● **Set task**: Pull each line holding the word "fora" from the data.
━━ Provided records ━━
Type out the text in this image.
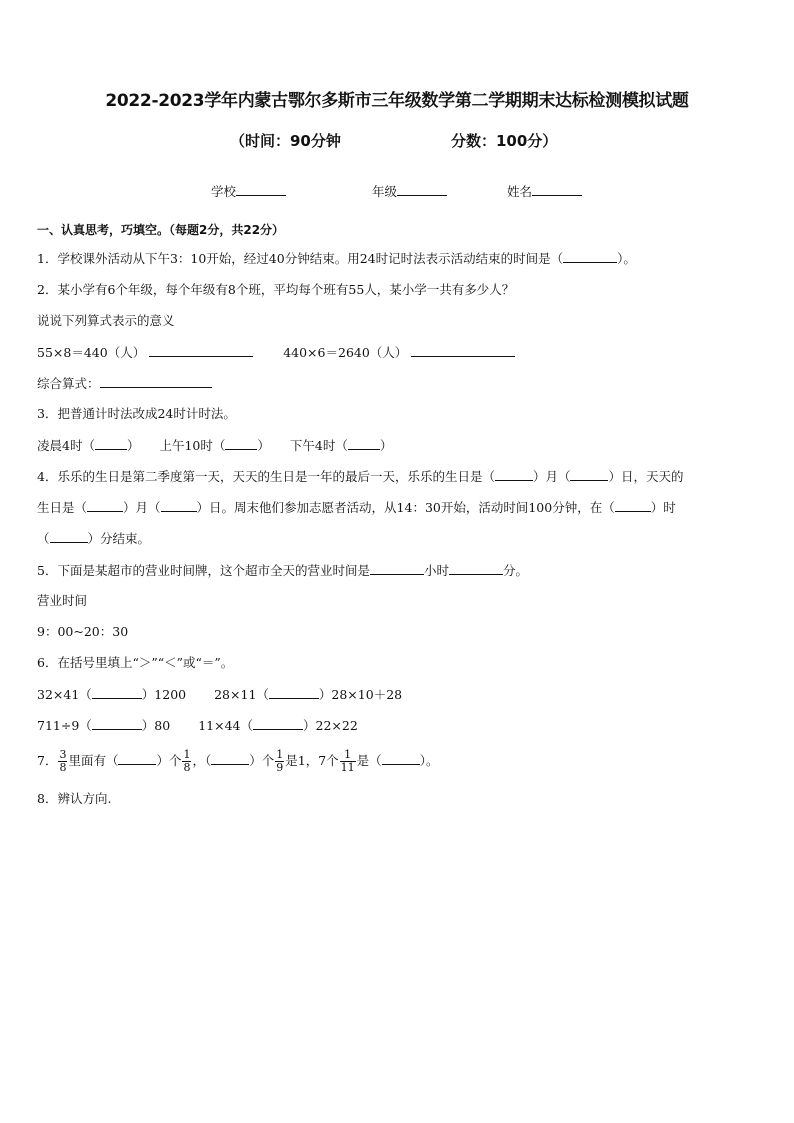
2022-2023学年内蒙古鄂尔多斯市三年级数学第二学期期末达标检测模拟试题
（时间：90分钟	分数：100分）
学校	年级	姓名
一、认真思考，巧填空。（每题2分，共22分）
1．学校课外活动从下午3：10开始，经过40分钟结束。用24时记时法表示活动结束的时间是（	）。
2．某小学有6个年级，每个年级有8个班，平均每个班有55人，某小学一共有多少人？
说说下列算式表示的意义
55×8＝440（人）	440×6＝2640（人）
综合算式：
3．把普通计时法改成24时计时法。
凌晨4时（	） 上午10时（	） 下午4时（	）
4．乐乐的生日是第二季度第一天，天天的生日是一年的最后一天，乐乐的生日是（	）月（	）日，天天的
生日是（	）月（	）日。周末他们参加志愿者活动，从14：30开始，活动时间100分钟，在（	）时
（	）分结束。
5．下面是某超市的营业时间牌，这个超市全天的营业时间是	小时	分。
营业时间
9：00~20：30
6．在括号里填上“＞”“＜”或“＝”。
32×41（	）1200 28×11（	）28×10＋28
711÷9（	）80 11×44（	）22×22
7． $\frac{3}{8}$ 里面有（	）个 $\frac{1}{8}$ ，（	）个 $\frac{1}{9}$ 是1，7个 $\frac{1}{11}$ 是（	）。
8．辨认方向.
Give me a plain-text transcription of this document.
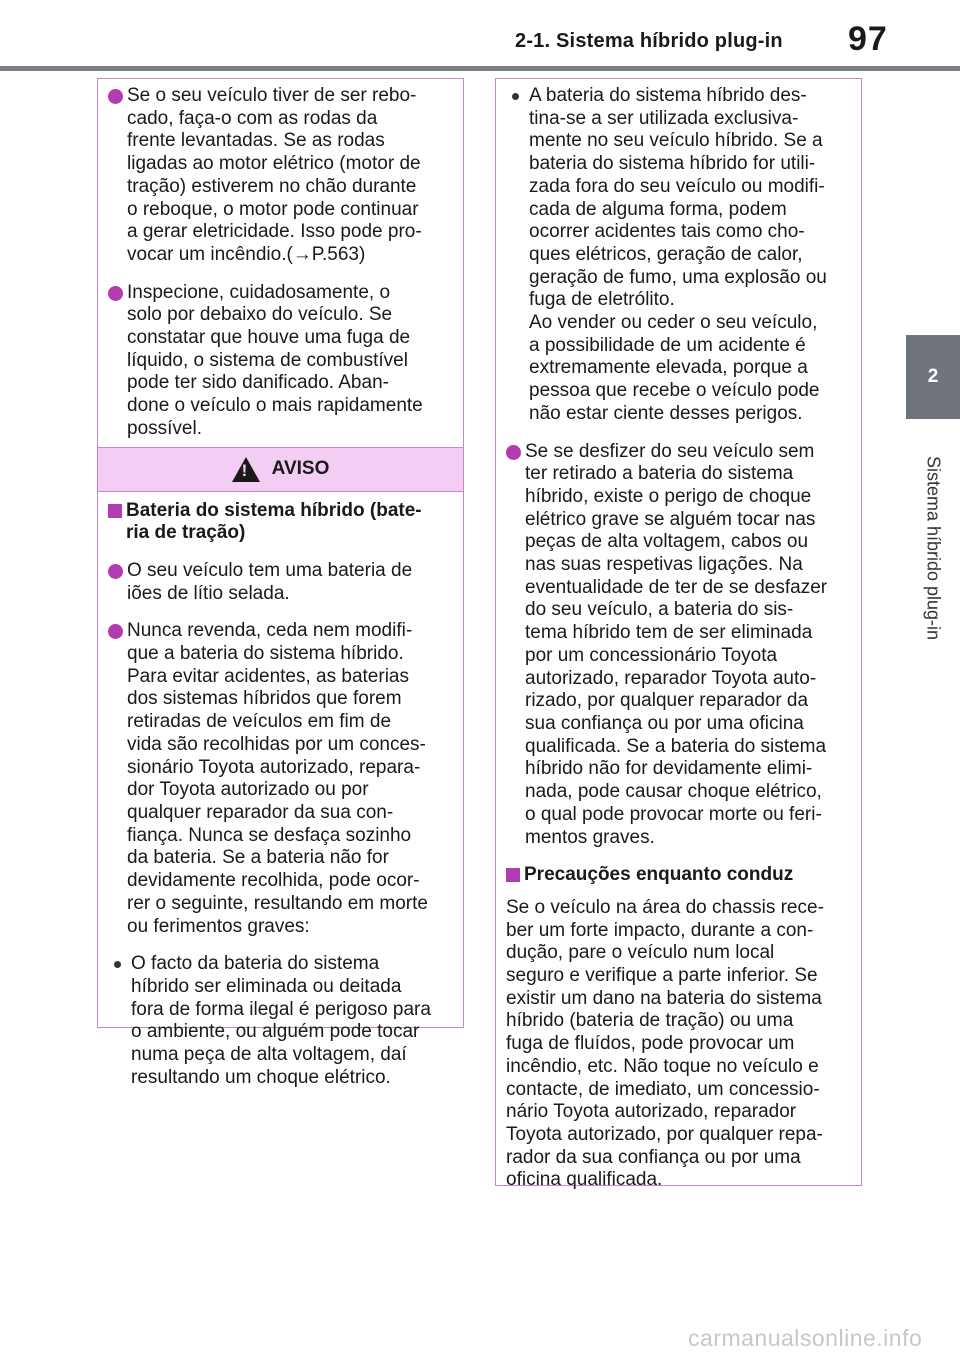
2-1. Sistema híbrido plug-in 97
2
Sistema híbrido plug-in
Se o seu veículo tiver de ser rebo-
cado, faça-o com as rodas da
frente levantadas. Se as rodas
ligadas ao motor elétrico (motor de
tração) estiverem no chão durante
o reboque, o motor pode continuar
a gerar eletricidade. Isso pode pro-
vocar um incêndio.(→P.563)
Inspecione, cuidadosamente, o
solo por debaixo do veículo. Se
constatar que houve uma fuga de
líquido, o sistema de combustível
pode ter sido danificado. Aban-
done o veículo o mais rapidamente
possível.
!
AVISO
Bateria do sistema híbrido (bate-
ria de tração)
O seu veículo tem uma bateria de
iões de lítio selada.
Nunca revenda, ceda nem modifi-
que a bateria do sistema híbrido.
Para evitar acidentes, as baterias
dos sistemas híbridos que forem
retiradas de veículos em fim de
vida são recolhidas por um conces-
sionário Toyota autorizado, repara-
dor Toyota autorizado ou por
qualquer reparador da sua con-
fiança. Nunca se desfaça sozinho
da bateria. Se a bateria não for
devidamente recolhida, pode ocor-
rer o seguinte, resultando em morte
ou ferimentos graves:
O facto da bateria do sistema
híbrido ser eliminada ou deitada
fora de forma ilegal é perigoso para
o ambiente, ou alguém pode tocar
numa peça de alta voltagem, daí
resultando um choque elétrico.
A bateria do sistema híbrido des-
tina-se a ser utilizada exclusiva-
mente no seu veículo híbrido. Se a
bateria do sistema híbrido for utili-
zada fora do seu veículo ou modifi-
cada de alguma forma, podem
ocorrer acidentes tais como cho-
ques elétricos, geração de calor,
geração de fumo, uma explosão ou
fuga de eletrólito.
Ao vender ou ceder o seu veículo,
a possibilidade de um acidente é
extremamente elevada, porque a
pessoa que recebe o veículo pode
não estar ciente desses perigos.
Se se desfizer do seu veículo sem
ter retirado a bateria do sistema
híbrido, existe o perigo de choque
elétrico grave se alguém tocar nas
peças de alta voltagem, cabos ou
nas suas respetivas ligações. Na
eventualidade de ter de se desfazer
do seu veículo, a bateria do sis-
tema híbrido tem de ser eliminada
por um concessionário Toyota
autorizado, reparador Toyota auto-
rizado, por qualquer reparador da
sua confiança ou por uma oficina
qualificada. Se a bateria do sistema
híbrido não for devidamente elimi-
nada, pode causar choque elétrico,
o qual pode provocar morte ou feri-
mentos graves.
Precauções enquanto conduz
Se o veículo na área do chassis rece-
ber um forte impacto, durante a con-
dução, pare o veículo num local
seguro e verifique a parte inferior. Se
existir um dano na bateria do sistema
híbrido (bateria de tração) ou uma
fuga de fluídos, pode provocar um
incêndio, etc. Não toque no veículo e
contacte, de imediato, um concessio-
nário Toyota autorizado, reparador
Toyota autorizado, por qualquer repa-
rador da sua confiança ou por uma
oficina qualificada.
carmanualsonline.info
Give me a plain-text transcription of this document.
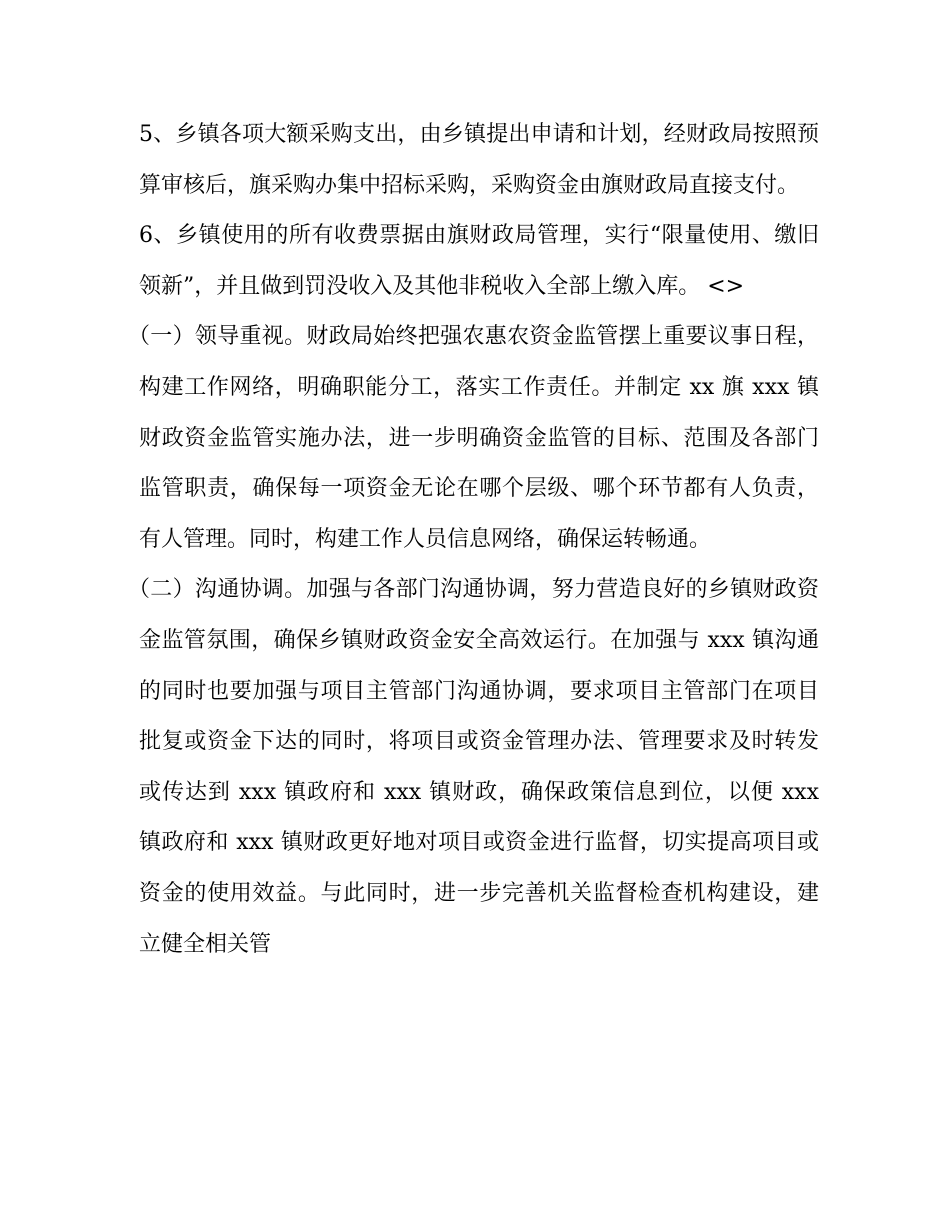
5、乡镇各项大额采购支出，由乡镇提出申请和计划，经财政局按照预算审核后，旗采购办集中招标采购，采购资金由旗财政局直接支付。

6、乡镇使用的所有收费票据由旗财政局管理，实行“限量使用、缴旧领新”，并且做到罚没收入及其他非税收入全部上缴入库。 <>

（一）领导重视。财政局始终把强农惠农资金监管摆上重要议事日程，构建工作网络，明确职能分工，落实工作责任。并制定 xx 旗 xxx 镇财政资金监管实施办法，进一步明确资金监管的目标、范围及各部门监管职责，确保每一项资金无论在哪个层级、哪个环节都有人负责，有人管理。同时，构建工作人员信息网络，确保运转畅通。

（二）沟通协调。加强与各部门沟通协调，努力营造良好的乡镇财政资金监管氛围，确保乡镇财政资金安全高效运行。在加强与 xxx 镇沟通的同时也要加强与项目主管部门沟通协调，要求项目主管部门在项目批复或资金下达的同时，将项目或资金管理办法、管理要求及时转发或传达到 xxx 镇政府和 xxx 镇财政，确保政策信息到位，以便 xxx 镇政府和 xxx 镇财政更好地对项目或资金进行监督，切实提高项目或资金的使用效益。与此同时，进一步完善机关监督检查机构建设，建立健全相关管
━━━
● **Complete response**:
fora de forma ilegal é perigoso para
zada fora do seu veículo ou modifi-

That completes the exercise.